— EXERCISE —
Quote the records below in full, exactly as given, with the images taken out.

Some records:
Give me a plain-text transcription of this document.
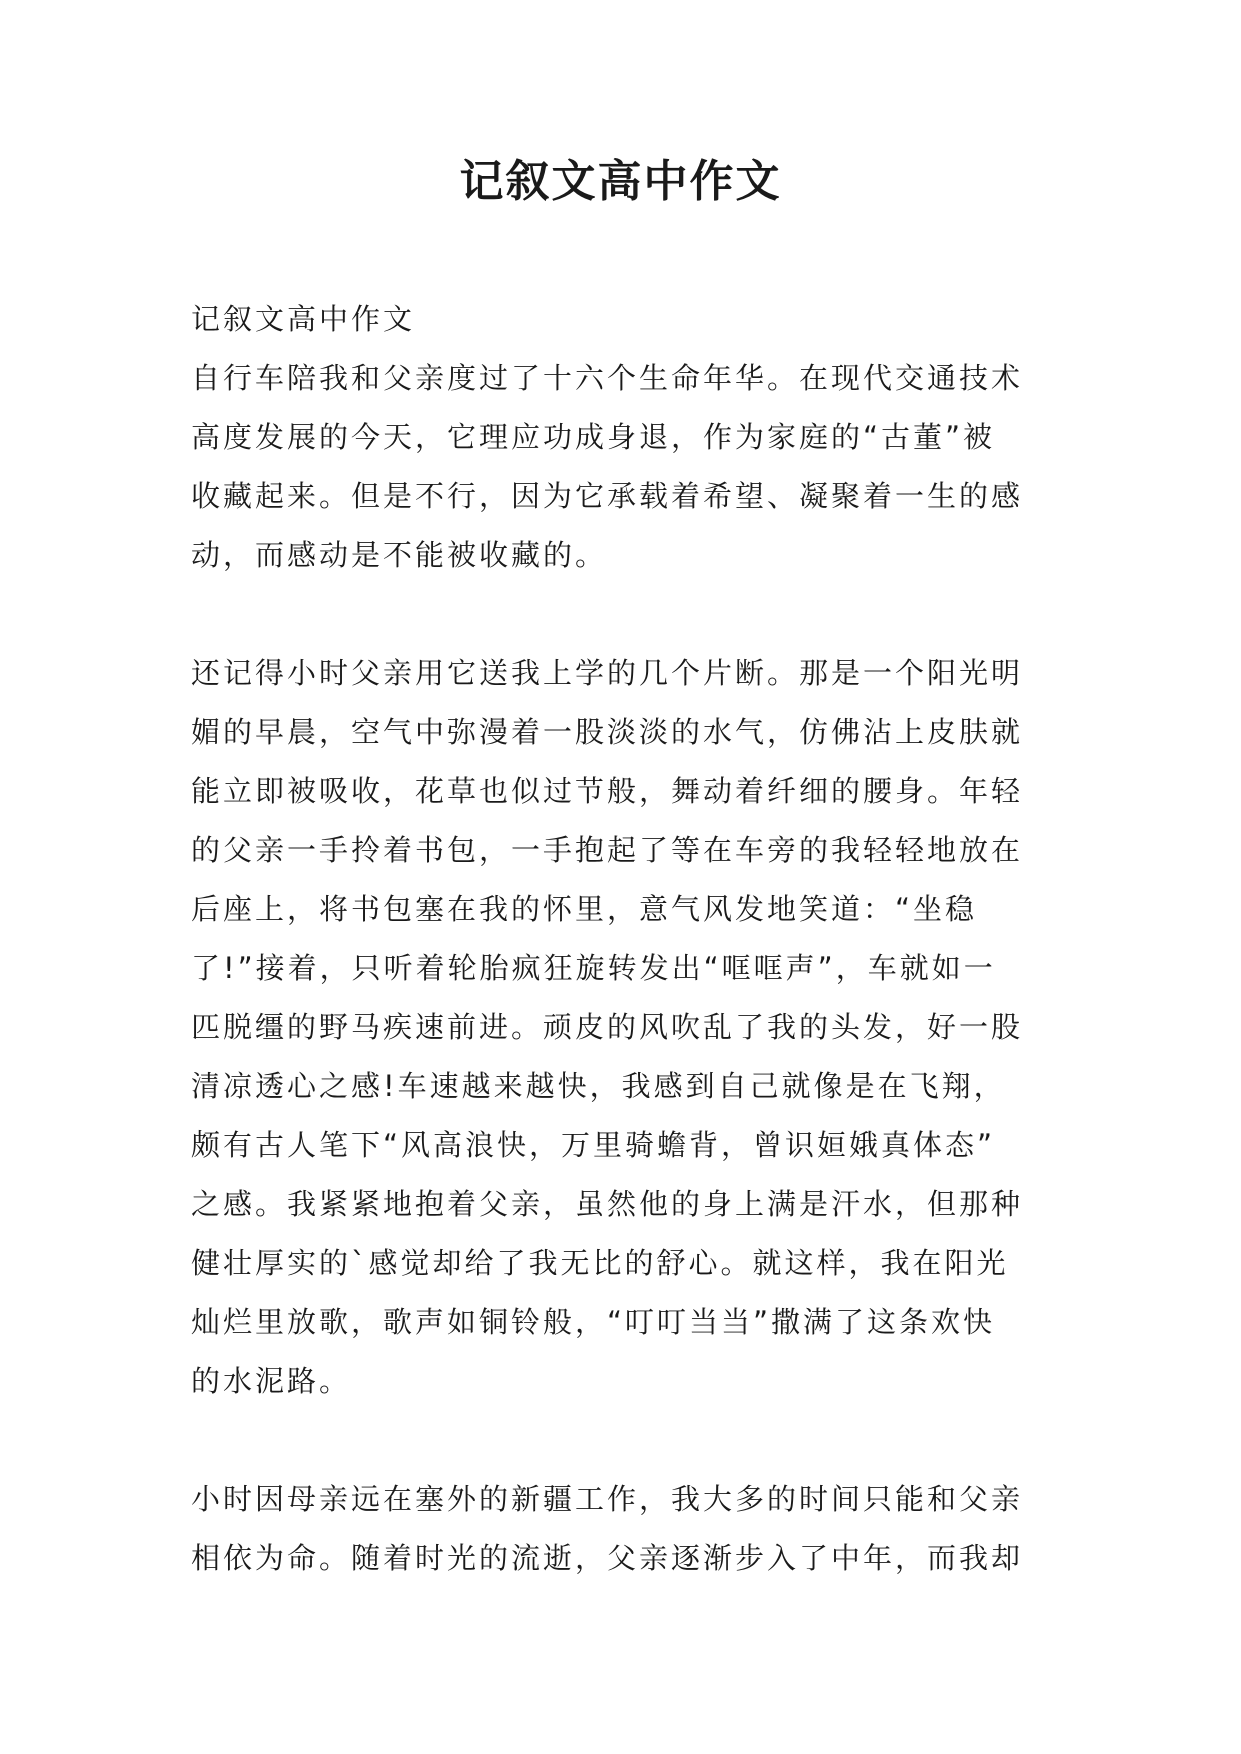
记叙文高中作文
记叙文高中作文
自行车陪我和父亲度过了十六个生命年华。在现代交通技术
高度发展的今天，它理应功成身退，作为家庭的“古董”被
收藏起来。但是不行，因为它承载着希望、凝聚着一生的感
动，而感动是不能被收藏的。
还记得小时父亲用它送我上学的几个片断。那是一个阳光明
媚的早晨，空气中弥漫着一股淡淡的水气，仿佛沾上皮肤就
能立即被吸收，花草也似过节般，舞动着纤细的腰身。年轻
的父亲一手拎着书包，一手抱起了等在车旁的我轻轻地放在
后座上，将书包塞在我的怀里，意气风发地笑道：“坐稳
了!”接着，只听着轮胎疯狂旋转发出“哐哐声”，车就如一
匹脱缰的野马疾速前进。顽皮的风吹乱了我的头发，好一股
清凉透心之感!车速越来越快，我感到自己就像是在飞翔，
颇有古人笔下“风高浪快，万里骑蟾背，曾识姮娥真体态”
之感。我紧紧地抱着父亲，虽然他的身上满是汗水，但那种
健壮厚实的`感觉却给了我无比的舒心。就这样，我在阳光
灿烂里放歌，歌声如铜铃般，“叮叮当当”撒满了这条欢快
的水泥路。
小时因母亲远在塞外的新疆工作，我大多的时间只能和父亲
相依为命。随着时光的流逝，父亲逐渐步入了中年，而我却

— CORRECT RESPONSE —
Give me a plain-text transcription of this document.
记叙文高中作文
记叙文高中作文
自行车陪我和父亲度过了十六个生命年华。在现代交通技术
高度发展的今天，它理应功成身退，作为家庭的“古董”被
收藏起来。但是不行，因为它承载着希望、凝聚着一生的感
动，而感动是不能被收藏的。
还记得小时父亲用它送我上学的几个片断。那是一个阳光明
媚的早晨，空气中弥漫着一股淡淡的水气，仿佛沾上皮肤就
能立即被吸收，花草也似过节般，舞动着纤细的腰身。年轻
的父亲一手拎着书包，一手抱起了等在车旁的我轻轻地放在
后座上，将书包塞在我的怀里，意气风发地笑道：“坐稳
了!”接着，只听着轮胎疯狂旋转发出“哐哐声”，车就如一
匹脱缰的野马疾速前进。顽皮的风吹乱了我的头发，好一股
清凉透心之感!车速越来越快，我感到自己就像是在飞翔，
颇有古人笔下“风高浪快，万里骑蟾背，曾识姮娥真体态”
之感。我紧紧地抱着父亲，虽然他的身上满是汗水，但那种
健壮厚实的`感觉却给了我无比的舒心。就这样，我在阳光
灿烂里放歌，歌声如铜铃般，“叮叮当当”撒满了这条欢快
的水泥路。
小时因母亲远在塞外的新疆工作，我大多的时间只能和父亲
相依为命。随着时光的流逝，父亲逐渐步入了中年，而我却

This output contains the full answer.